* **THE PROBLEM**
Make an exact copy of the lines below.

* **RECORDS FOR THE TASK**

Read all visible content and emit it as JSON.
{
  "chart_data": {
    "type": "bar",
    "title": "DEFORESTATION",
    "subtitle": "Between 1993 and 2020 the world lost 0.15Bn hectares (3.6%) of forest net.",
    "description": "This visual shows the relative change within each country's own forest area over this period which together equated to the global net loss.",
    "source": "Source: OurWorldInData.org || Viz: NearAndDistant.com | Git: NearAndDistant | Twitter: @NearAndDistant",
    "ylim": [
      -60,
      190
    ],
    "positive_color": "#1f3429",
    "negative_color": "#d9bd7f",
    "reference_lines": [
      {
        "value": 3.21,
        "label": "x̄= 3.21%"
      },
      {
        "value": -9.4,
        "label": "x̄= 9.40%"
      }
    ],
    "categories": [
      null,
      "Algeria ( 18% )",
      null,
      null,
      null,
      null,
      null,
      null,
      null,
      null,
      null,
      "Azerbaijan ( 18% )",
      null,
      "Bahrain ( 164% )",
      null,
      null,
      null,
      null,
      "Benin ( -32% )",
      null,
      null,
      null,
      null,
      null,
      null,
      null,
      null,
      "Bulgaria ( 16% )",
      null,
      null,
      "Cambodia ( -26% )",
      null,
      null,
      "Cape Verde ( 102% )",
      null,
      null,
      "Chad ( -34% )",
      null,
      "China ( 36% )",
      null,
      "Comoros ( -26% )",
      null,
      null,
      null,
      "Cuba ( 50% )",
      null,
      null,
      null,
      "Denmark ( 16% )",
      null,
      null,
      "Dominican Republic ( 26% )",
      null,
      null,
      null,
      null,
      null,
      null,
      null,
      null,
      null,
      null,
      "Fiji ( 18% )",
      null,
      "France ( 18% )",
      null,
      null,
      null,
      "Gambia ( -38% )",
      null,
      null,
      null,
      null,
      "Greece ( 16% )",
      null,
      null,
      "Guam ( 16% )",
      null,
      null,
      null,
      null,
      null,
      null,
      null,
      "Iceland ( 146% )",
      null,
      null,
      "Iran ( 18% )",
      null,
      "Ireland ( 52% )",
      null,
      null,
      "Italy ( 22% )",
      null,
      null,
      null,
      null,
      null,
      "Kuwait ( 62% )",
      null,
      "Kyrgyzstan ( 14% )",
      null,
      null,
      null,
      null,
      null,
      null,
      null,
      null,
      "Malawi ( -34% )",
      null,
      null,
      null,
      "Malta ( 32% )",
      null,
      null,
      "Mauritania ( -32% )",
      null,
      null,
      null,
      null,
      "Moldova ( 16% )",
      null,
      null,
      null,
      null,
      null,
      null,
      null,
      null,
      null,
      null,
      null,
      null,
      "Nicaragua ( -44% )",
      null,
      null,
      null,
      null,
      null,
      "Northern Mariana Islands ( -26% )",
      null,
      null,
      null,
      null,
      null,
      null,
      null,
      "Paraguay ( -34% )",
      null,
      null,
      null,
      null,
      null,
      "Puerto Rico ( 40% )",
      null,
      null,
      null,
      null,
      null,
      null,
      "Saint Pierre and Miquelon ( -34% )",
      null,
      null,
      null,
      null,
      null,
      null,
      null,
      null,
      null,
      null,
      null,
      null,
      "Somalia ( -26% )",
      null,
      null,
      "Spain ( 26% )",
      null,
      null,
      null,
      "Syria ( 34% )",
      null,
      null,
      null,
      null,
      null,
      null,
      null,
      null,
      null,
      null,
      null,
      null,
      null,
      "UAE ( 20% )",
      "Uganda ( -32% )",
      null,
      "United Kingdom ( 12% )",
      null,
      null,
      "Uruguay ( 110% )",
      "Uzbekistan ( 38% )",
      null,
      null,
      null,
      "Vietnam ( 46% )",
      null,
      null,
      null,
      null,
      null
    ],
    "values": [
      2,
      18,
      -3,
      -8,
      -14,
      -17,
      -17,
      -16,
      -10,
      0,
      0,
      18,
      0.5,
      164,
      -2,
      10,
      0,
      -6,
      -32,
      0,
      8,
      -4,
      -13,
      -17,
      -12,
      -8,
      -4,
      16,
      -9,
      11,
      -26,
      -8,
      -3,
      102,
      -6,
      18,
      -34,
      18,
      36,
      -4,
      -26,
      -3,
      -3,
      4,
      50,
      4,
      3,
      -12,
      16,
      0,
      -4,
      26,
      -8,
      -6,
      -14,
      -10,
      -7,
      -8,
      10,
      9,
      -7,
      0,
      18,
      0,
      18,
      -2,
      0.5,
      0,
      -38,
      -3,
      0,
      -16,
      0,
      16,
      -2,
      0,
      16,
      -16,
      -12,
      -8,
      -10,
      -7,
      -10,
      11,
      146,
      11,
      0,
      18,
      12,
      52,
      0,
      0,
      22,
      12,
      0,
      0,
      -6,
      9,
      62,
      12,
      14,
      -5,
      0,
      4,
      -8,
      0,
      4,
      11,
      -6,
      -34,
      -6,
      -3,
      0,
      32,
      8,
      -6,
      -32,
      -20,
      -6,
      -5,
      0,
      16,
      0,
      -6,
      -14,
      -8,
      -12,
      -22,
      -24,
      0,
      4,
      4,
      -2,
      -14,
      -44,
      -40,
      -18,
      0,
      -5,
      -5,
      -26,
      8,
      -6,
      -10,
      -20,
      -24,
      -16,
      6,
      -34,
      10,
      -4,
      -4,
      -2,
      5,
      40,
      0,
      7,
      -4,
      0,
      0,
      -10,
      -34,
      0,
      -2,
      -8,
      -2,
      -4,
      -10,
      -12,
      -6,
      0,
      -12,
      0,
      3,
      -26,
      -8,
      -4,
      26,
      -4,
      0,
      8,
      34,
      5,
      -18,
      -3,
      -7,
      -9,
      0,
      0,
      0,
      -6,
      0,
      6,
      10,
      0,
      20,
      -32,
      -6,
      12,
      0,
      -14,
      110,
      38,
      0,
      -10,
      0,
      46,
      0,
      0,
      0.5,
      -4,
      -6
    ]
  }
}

* **TASK ANSWER**
Read all visible content and emit it as JSON.
{
  "chart_data": {
    "type": "bar",
    "title": "DEFORESTATION",
    "subtitle": "Between 1993 and 2020 the world lost 0.15Bn hectares (3.6%) of forest net.",
    "description": "This visual shows the relative change within each country's own forest area over this period which together equated to the global net loss.",
    "source": "Source: OurWorldInData.org || Viz: NearAndDistant.com | Git: NearAndDistant | Twitter: @NearAndDistant",
    "ylim": [
      -60,
      190
    ],
    "positive_color": "#1f3429",
    "negative_color": "#d9bd7f",
    "reference_lines": [
      {
        "value": 3.21,
        "label": "x̄= 3.21%"
      },
      {
        "value": -9.4,
        "label": "x̄= 9.40%"
      }
    ],
    "categories": [
      null,
      "Algeria ( 18% )",
      null,
      null,
      null,
      null,
      null,
      null,
      null,
      null,
      null,
      "Azerbaijan ( 18% )",
      null,
      "Bahrain ( 164% )",
      null,
      null,
      null,
      null,
      "Benin ( -32% )",
      null,
      null,
      null,
      null,
      null,
      null,
      null,
      null,
      "Bulgaria ( 16% )",
      null,
      null,
      "Cambodia ( -26% )",
      null,
      null,
      "Cape Verde ( 102% )",
      null,
      null,
      "Chad ( -34% )",
      null,
      "China ( 36% )",
      null,
      "Comoros ( -26% )",
      null,
      null,
      null,
      "Cuba ( 50% )",
      null,
      null,
      null,
      "Denmark ( 16% )",
      null,
      null,
      "Dominican Republic ( 26% )",
      null,
      null,
      null,
      null,
      null,
      null,
      null,
      null,
      null,
      null,
      "Fiji ( 18% )",
      null,
      "France ( 18% )",
      null,
      null,
      null,
      "Gambia ( -38% )",
      null,
      null,
      null,
      null,
      "Greece ( 16% )",
      null,
      null,
      "Guam ( 16% )",
      null,
      null,
      null,
      null,
      null,
      null,
      null,
      "Iceland ( 146% )",
      null,
      null,
      "Iran ( 18% )",
      null,
      "Ireland ( 52% )",
      null,
      null,
      "Italy ( 22% )",
      null,
      null,
      null,
      null,
      null,
      "Kuwait ( 62% )",
      null,
      "Kyrgyzstan ( 14% )",
      null,
      null,
      null,
      null,
      null,
      null,
      null,
      null,
      "Malawi ( -34% )",
      null,
      null,
      null,
      "Malta ( 32% )",
      null,
      null,
      "Mauritania ( -32% )",
      null,
      null,
      null,
      null,
      "Moldova ( 16% )",
      null,
      null,
      null,
      null,
      null,
      null,
      null,
      null,
      null,
      null,
      null,
      null,
      "Nicaragua ( -44% )",
      null,
      null,
      null,
      null,
      null,
      "Northern Mariana Islands ( -26% )",
      null,
      null,
      null,
      null,
      null,
      null,
      null,
      "Paraguay ( -34% )",
      null,
      null,
      null,
      null,
      null,
      "Puerto Rico ( 40% )",
      null,
      null,
      null,
      null,
      null,
      null,
      "Saint Pierre and Miquelon ( -34% )",
      null,
      null,
      null,
      null,
      null,
      null,
      null,
      null,
      null,
      null,
      null,
      null,
      "Somalia ( -26% )",
      null,
      null,
      "Spain ( 26% )",
      null,
      null,
      null,
      "Syria ( 34% )",
      null,
      null,
      null,
      null,
      null,
      null,
      null,
      null,
      null,
      null,
      null,
      null,
      null,
      "UAE ( 20% )",
      "Uganda ( -32% )",
      null,
      "United Kingdom ( 12% )",
      null,
      null,
      "Uruguay ( 110% )",
      "Uzbekistan ( 38% )",
      null,
      null,
      null,
      "Vietnam ( 46% )",
      null,
      null,
      null,
      null,
      null
    ],
    "values": [
      2,
      18,
      -3,
      -8,
      -14,
      -17,
      -17,
      -16,
      -10,
      0,
      0,
      18,
      0.5,
      164,
      -2,
      10,
      0,
      -6,
      -32,
      0,
      8,
      -4,
      -13,
      -17,
      -12,
      -8,
      -4,
      16,
      -9,
      11,
      -26,
      -8,
      -3,
      102,
      -6,
      18,
      -34,
      18,
      36,
      -4,
      -26,
      -3,
      -3,
      4,
      50,
      4,
      3,
      -12,
      16,
      0,
      -4,
      26,
      -8,
      -6,
      -14,
      -10,
      -7,
      -8,
      10,
      9,
      -7,
      0,
      18,
      0,
      18,
      -2,
      0.5,
      0,
      -38,
      -3,
      0,
      -16,
      0,
      16,
      -2,
      0,
      16,
      -16,
      -12,
      -8,
      -10,
      -7,
      -10,
      11,
      146,
      11,
      0,
      18,
      12,
      52,
      0,
      0,
      22,
      12,
      0,
      0,
      -6,
      9,
      62,
      12,
      14,
      -5,
      0,
      4,
      -8,
      0,
      4,
      11,
      -6,
      -34,
      -6,
      -3,
      0,
      32,
      8,
      -6,
      -32,
      -20,
      -6,
      -5,
      0,
      16,
      0,
      -6,
      -14,
      -8,
      -12,
      -22,
      -24,
      0,
      4,
      4,
      -2,
      -14,
      -44,
      -40,
      -18,
      0,
      -5,
      -5,
      -26,
      8,
      -6,
      -10,
      -20,
      -24,
      -16,
      6,
      -34,
      10,
      -4,
      -4,
      -2,
      5,
      40,
      0,
      7,
      -4,
      0,
      0,
      -10,
      -34,
      0,
      -2,
      -8,
      -2,
      -4,
      -10,
      -12,
      -6,
      0,
      -12,
      0,
      3,
      -26,
      -8,
      -4,
      26,
      -4,
      0,
      8,
      34,
      5,
      -18,
      -3,
      -7,
      -9,
      0,
      0,
      0,
      -6,
      0,
      6,
      10,
      0,
      20,
      -32,
      -6,
      12,
      0,
      -14,
      110,
      38,
      0,
      -10,
      0,
      46,
      0,
      0,
      0.5,
      -4,
      -6
    ]
  }
}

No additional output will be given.